**Stated goal**
Convert the records into a Markdown table with the columns Row and Line, starting with the line that contains "UI element localization: list" and continuing through the line that contains "y-tick-label: 0.5: [13, 142, 34, 157]", both included. Number each line in Row, and omit blank lines and pictures.

[Listings of boxed layout items]

........

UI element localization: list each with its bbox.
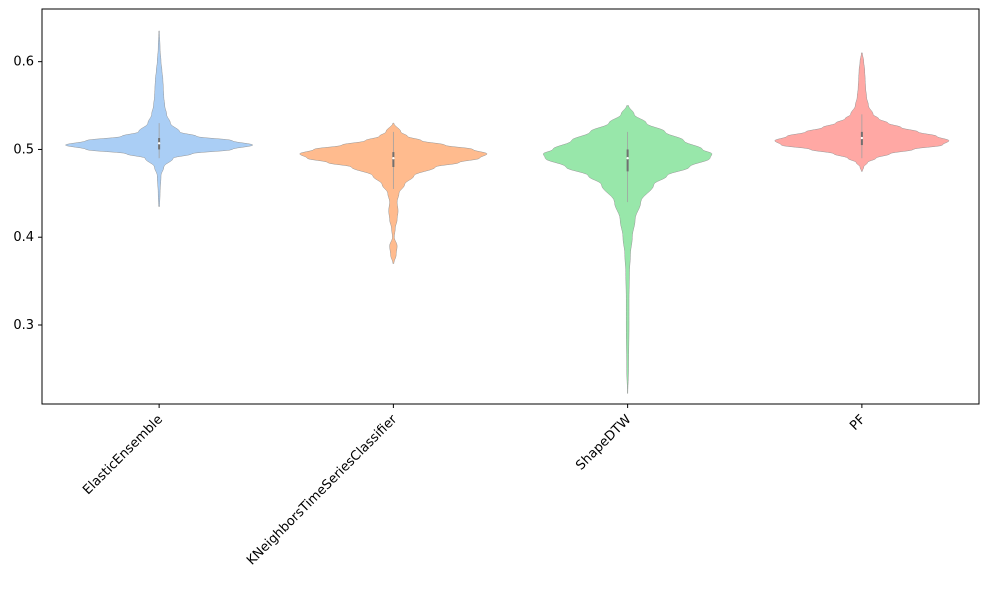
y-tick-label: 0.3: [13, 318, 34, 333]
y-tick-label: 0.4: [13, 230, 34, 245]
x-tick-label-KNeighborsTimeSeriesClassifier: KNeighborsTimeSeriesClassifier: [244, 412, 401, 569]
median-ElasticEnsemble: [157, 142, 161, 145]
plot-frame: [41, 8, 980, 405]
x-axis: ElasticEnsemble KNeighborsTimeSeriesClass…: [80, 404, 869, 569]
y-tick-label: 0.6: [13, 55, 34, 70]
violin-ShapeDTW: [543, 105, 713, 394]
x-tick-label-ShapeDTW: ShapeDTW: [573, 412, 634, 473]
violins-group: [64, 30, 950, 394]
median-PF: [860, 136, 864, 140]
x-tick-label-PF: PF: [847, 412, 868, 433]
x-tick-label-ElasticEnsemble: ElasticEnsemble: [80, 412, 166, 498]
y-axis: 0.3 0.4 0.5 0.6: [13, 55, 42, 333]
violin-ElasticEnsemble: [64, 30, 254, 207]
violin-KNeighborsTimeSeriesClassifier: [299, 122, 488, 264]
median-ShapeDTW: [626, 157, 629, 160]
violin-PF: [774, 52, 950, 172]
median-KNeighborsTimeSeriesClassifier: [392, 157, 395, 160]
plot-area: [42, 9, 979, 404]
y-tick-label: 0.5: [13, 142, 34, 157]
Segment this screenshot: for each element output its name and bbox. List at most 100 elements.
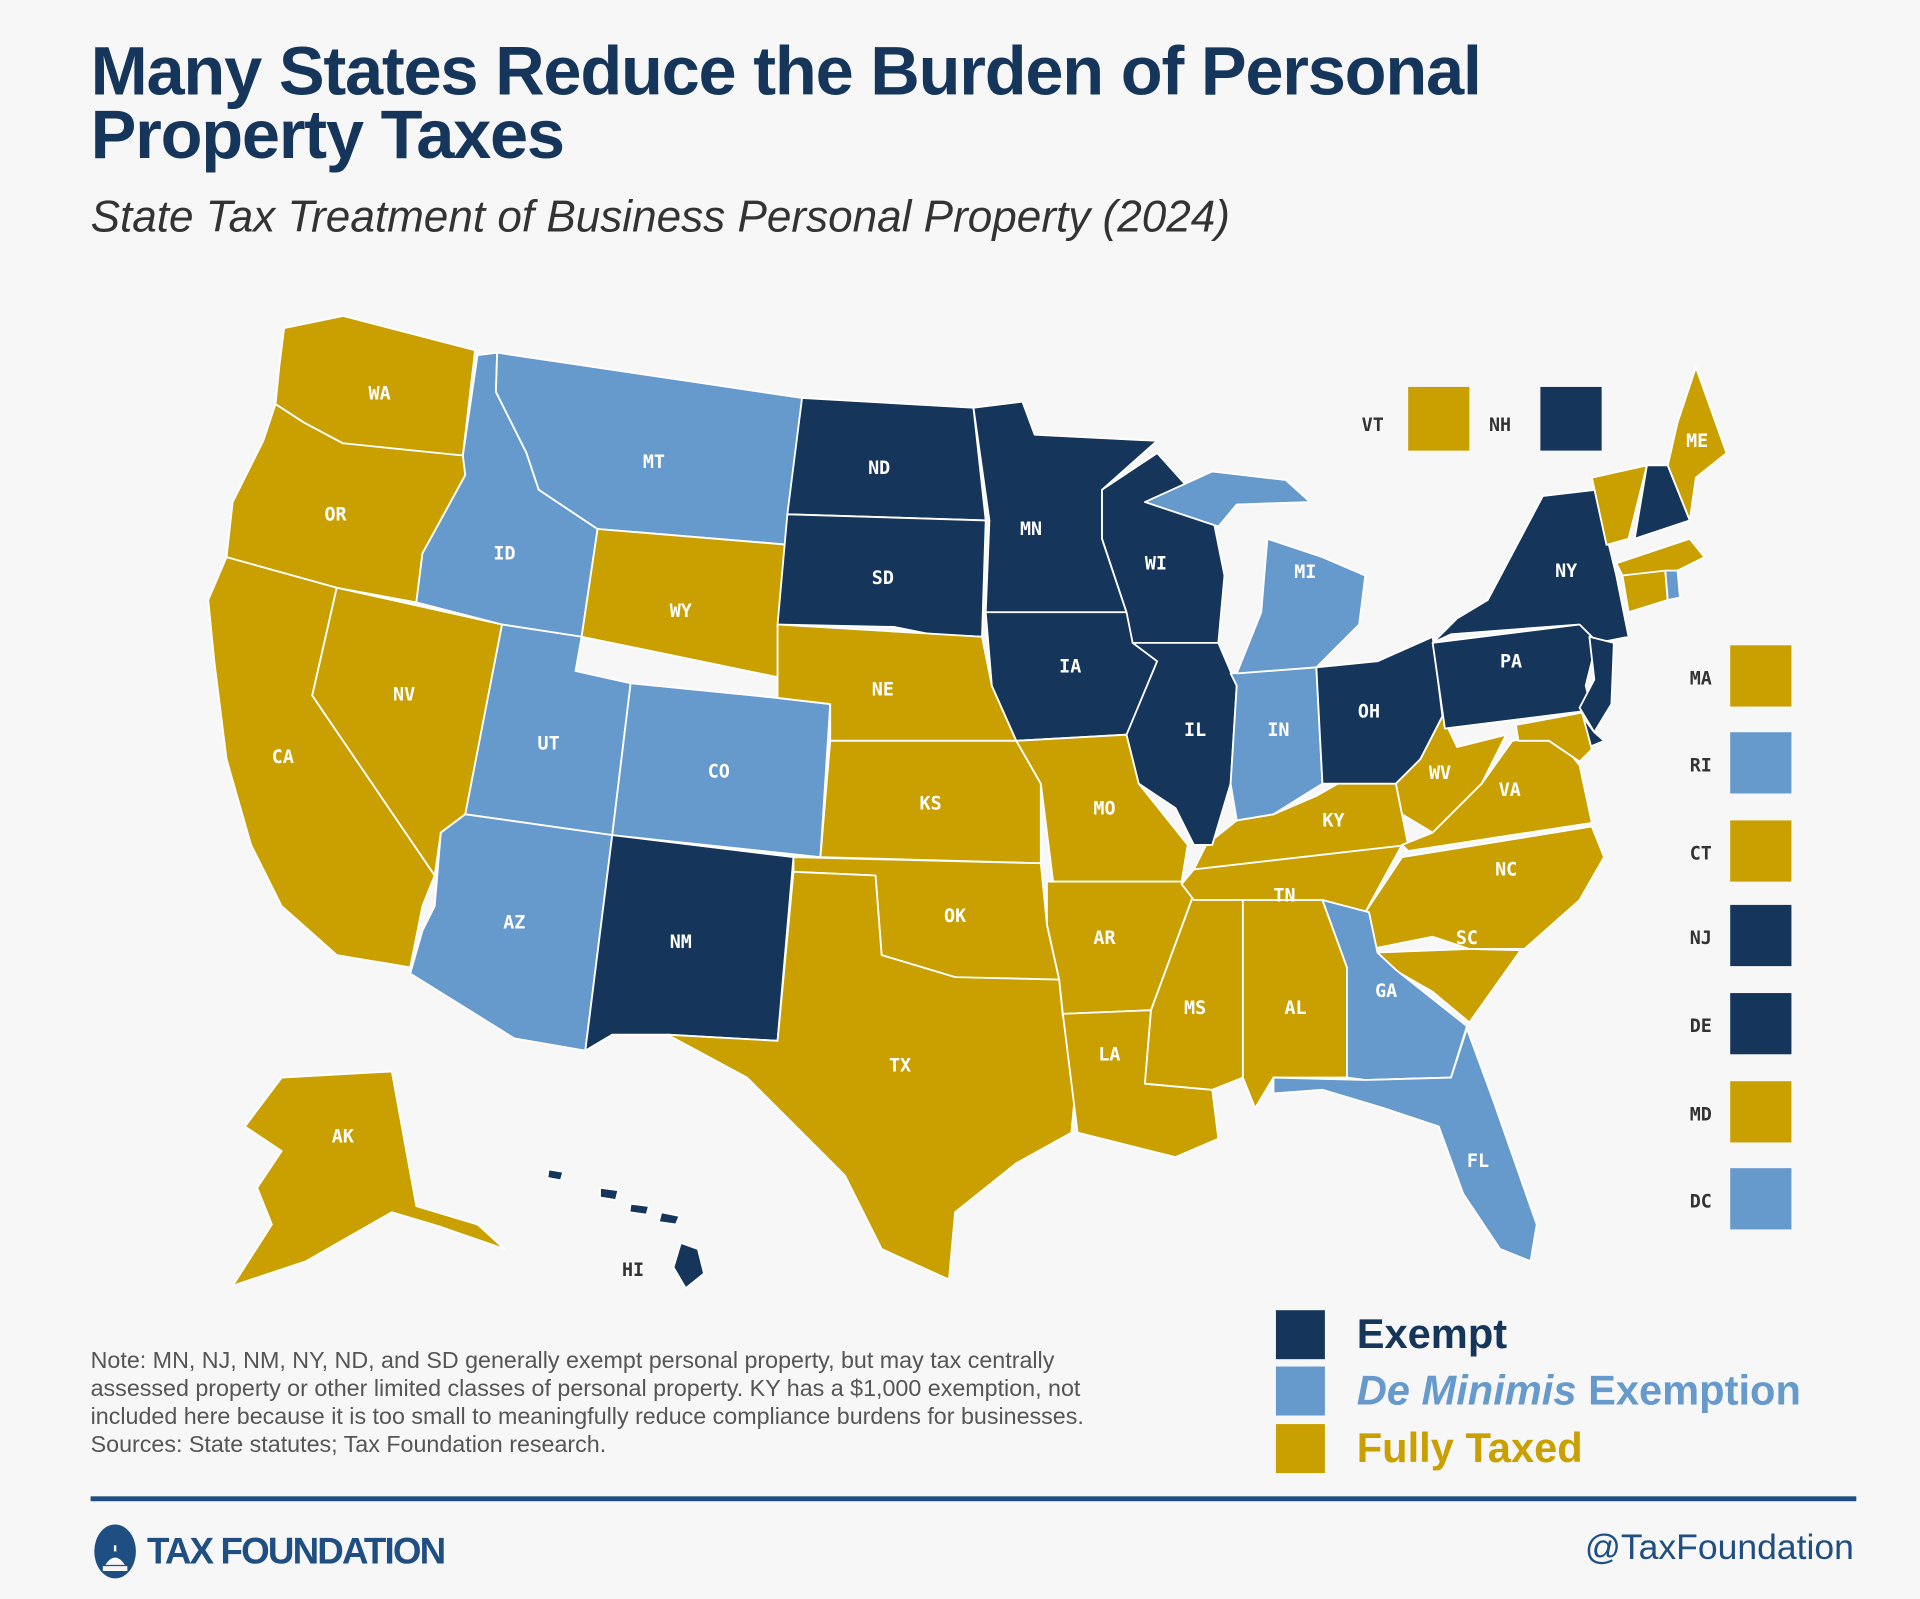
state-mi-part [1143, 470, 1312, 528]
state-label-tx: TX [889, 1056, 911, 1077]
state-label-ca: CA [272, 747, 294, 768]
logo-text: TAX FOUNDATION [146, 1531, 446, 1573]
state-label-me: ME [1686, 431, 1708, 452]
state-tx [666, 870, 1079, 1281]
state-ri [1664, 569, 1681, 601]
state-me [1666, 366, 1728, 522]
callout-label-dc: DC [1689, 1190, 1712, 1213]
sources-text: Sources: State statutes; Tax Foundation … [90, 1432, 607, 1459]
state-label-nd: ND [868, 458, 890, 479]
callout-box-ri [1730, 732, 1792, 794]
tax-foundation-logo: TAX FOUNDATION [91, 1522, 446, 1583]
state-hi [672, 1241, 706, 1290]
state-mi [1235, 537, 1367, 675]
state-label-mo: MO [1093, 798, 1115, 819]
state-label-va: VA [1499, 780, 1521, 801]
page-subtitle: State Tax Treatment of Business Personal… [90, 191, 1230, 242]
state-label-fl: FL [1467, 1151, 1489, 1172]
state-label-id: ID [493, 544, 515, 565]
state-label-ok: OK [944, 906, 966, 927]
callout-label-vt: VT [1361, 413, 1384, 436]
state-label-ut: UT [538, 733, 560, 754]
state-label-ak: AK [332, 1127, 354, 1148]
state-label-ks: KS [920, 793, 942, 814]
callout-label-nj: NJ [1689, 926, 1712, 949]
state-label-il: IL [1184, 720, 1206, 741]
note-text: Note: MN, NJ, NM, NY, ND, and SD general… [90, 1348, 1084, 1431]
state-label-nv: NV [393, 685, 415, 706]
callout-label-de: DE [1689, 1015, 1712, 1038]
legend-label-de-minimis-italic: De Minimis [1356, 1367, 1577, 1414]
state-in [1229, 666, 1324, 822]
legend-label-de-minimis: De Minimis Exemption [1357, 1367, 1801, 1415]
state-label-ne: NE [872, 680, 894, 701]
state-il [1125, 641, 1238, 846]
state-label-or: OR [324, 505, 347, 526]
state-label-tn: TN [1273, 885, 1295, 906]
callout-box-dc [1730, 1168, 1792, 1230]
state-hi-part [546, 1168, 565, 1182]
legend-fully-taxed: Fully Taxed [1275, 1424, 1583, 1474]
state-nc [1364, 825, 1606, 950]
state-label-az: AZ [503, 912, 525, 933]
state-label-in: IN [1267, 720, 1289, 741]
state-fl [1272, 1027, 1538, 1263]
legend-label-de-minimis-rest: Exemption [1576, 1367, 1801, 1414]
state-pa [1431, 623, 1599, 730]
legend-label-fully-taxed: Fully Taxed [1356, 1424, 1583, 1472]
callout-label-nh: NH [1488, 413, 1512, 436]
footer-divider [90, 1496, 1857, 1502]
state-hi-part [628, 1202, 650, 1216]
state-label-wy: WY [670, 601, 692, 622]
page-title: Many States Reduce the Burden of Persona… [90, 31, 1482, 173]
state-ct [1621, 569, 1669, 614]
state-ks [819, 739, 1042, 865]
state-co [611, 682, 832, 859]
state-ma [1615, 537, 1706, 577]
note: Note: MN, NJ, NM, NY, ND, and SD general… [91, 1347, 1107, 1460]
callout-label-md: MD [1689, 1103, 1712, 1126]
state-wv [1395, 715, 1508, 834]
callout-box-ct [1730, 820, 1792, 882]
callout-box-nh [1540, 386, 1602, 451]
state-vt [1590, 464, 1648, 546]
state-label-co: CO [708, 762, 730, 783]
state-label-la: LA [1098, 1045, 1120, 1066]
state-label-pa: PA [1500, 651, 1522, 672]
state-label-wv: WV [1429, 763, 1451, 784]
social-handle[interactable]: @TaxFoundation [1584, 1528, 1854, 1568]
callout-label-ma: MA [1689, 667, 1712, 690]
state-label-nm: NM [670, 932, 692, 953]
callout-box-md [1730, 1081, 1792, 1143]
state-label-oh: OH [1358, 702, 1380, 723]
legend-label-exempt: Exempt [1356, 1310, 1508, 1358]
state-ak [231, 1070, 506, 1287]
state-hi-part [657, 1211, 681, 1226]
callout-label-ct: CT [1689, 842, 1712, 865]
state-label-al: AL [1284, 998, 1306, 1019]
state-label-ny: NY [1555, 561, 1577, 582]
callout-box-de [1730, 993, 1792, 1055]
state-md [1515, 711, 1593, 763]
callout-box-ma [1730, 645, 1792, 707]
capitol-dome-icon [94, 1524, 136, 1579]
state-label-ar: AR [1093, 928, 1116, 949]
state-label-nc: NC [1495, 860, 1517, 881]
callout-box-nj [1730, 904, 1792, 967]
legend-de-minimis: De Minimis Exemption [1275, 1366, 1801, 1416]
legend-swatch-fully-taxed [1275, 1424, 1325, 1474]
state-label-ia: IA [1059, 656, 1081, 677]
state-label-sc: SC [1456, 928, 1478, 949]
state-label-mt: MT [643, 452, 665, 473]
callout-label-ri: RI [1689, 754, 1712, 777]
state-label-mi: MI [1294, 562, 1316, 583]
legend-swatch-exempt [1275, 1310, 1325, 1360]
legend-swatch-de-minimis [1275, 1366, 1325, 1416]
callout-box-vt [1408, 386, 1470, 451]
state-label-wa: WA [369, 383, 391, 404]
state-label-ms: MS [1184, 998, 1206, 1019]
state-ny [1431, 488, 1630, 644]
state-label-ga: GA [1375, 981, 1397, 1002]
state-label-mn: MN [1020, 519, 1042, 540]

........

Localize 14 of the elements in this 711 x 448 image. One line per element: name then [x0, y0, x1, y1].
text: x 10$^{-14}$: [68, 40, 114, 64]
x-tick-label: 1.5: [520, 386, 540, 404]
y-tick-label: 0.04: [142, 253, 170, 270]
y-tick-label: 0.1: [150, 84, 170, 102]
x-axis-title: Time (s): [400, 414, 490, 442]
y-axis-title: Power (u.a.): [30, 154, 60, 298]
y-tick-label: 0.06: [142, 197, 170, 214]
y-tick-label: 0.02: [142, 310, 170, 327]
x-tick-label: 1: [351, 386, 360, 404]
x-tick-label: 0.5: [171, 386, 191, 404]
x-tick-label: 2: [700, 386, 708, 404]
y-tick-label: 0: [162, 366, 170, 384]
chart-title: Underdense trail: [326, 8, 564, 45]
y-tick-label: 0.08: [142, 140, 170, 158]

........

**Answer to this task**
| Row | Line |
|---|---|
| 1 | UI element localization: list each with its bbox. |
| 2 | y-tick-label: 0.3: [13, 318, 34, 333] |
| 3 | y-tick-label: 0.4: [13, 230, 34, 245] |
| 4 | x-tick-label-KNeighborsTimeSeriesClassifier: KNeighborsTimeSeriesClassifier: [244, 412, 401, 569] |
| 5 | median-ElasticEnsemble: [157, 142, 161, 145] |
| 6 | plot-frame: [41, 8, 980, 405] |
| 7 | x-axis: ElasticEnsemble KNeighborsTimeSeriesClass…: [80, 404, 869, 569] |
| 8 | y-tick-label: 0.6: [13, 55, 34, 70] |
| 9 | violin-ShapeDTW: [543, 105, 713, 394] |
| 10 | x-tick-label-ShapeDTW: ShapeDTW: [573, 412, 634, 473] |
| 11 | violins-group: [64, 30, 950, 394] |
| 12 | median-PF: [860, 136, 864, 140] |
| 13 | x-tick-label-PF: PF: [847, 412, 868, 433] |
| 14 | x-tick-label-ElasticEnsemble: ElasticEnsemble: [80, 412, 166, 498] |
| 15 | y-axis: 0.3 0.4 0.5 0.6: [13, 55, 42, 333] |
| 16 | violin-ElasticEnsemble: [64, 30, 254, 207] |
| 17 | violin-KNeighborsTimeSeriesClassifier: [299, 122, 488, 264] |
| 18 | median-ShapeDTW: [626, 157, 629, 160] |
| 19 | violin-PF: [774, 52, 950, 172] |
| 20 | median-KNeighborsTimeSeriesClassifier: [392, 157, 395, 160] |
| 21 | plot-area: [42, 9, 979, 404] |
| 22 | y-tick-label: 0.5: [13, 142, 34, 157] |